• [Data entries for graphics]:
--

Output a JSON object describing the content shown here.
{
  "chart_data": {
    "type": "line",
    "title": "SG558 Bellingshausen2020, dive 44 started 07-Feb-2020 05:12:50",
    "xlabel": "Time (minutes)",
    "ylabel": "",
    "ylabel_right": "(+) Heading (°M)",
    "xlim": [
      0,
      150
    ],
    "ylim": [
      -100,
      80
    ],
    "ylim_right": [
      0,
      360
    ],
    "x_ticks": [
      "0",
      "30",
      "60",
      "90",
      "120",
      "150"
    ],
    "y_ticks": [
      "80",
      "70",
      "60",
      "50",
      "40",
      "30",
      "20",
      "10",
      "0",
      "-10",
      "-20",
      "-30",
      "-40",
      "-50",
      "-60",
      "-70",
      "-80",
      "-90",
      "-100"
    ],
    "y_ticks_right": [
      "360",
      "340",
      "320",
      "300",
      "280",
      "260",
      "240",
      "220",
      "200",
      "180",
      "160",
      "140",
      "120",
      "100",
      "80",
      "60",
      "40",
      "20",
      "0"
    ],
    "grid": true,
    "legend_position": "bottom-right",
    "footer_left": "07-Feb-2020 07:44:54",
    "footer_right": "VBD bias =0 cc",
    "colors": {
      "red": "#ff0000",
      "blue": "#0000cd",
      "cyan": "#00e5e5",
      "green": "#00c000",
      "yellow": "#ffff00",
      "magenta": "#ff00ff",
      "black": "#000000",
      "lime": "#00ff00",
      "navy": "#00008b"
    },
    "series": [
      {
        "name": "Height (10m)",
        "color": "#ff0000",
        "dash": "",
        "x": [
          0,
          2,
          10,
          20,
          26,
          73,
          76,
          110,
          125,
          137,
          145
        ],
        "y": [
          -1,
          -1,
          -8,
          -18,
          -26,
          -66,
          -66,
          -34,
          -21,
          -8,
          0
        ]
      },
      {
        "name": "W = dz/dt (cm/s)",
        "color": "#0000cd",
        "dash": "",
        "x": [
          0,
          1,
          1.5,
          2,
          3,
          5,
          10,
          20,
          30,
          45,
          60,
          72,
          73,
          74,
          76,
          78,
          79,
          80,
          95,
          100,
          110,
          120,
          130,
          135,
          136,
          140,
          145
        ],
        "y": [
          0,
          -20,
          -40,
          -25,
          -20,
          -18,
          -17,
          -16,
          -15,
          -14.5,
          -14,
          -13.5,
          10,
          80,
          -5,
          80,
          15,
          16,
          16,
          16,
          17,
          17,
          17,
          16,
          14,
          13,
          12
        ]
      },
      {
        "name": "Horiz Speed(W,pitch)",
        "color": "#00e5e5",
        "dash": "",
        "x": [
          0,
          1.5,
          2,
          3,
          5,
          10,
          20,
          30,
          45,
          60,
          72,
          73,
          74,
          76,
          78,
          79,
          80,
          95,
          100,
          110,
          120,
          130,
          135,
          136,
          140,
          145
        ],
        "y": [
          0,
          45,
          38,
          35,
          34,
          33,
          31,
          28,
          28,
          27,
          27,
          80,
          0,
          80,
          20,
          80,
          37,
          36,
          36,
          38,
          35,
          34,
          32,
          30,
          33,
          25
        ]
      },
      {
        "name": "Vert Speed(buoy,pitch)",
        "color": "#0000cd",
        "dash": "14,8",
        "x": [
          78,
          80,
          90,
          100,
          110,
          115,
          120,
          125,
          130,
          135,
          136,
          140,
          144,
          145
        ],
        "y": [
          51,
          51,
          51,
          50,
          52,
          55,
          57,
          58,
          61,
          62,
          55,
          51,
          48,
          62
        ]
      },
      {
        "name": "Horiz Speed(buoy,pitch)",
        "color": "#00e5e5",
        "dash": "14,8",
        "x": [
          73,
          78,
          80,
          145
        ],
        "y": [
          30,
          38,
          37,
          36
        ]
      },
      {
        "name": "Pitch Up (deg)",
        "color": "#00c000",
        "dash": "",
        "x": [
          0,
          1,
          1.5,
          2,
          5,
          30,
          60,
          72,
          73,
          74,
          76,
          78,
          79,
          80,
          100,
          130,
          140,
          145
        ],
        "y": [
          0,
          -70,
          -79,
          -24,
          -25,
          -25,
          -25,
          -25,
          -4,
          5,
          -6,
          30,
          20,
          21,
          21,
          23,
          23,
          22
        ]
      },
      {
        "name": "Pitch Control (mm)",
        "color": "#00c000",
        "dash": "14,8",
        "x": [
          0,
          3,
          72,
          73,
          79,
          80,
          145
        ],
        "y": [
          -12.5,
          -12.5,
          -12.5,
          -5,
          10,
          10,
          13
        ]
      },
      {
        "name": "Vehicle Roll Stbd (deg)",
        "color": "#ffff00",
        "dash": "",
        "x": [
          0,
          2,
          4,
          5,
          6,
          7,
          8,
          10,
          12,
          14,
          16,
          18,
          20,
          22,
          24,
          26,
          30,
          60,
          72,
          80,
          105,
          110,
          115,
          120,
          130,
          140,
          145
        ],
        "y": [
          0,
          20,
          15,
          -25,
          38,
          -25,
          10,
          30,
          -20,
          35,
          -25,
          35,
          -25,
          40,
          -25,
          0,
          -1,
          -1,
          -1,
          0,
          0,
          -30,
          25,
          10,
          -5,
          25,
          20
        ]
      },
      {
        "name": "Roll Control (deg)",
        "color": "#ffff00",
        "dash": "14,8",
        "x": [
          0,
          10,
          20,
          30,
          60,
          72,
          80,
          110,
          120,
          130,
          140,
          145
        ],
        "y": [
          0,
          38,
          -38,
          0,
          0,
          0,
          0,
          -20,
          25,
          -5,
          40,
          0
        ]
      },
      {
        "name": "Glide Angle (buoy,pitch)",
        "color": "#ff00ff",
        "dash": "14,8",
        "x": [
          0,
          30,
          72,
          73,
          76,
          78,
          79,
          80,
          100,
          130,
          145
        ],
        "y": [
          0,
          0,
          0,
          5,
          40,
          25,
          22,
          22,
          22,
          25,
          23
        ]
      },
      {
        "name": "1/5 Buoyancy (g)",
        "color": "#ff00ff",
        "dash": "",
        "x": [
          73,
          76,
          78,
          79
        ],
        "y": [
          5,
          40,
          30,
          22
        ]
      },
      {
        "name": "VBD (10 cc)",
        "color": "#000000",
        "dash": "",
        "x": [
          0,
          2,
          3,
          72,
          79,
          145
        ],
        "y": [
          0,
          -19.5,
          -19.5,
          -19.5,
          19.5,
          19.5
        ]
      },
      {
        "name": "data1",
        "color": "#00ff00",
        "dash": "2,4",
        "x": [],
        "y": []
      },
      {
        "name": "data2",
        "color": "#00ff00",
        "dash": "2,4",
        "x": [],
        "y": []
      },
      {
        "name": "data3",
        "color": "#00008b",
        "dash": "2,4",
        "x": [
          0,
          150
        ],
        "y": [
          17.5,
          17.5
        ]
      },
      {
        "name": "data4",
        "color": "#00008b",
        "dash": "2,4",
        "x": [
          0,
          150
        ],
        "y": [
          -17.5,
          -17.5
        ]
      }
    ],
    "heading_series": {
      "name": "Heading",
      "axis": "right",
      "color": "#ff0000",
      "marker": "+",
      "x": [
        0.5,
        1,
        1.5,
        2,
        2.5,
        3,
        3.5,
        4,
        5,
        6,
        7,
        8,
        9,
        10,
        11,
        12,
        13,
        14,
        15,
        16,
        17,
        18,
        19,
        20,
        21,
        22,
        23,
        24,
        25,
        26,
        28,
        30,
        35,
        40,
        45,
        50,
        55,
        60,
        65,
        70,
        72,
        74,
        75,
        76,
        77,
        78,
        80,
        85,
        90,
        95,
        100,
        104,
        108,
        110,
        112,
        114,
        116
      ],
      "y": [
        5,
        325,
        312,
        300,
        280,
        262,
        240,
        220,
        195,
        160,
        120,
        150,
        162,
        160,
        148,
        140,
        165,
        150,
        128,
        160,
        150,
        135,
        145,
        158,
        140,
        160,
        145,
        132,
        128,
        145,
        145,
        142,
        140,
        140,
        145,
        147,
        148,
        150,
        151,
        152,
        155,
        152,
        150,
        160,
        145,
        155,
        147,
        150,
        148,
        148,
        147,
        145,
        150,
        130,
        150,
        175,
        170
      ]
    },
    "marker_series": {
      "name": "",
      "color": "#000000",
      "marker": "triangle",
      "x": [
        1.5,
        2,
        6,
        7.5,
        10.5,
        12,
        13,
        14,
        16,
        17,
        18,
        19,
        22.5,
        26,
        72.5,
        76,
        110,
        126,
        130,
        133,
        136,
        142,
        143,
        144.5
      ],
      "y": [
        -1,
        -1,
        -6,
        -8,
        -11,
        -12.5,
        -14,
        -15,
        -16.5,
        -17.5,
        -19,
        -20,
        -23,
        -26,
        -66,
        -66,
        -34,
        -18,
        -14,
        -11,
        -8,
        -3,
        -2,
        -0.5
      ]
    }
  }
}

--

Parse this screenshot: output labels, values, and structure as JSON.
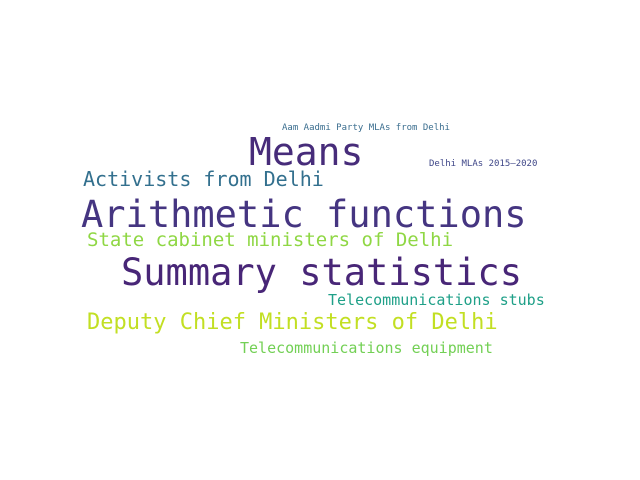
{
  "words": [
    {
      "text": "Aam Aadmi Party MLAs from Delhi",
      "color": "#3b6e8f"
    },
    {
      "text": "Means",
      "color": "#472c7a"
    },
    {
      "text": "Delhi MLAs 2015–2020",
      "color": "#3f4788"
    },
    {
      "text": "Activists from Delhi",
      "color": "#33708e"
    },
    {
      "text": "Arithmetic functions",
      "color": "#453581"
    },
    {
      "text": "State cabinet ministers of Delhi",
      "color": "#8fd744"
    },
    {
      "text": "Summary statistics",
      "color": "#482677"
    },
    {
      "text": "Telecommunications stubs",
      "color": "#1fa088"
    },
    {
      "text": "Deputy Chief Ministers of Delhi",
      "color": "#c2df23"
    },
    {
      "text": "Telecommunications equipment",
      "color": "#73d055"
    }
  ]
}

--

• [AIM]: Using the records above, gather all lines where the string "JSON" is present.

• [FINISHED ANSWER]:
Output a JSON object describing the content shown here.
Parse this screenshot: output labels, values, and structure as JSON.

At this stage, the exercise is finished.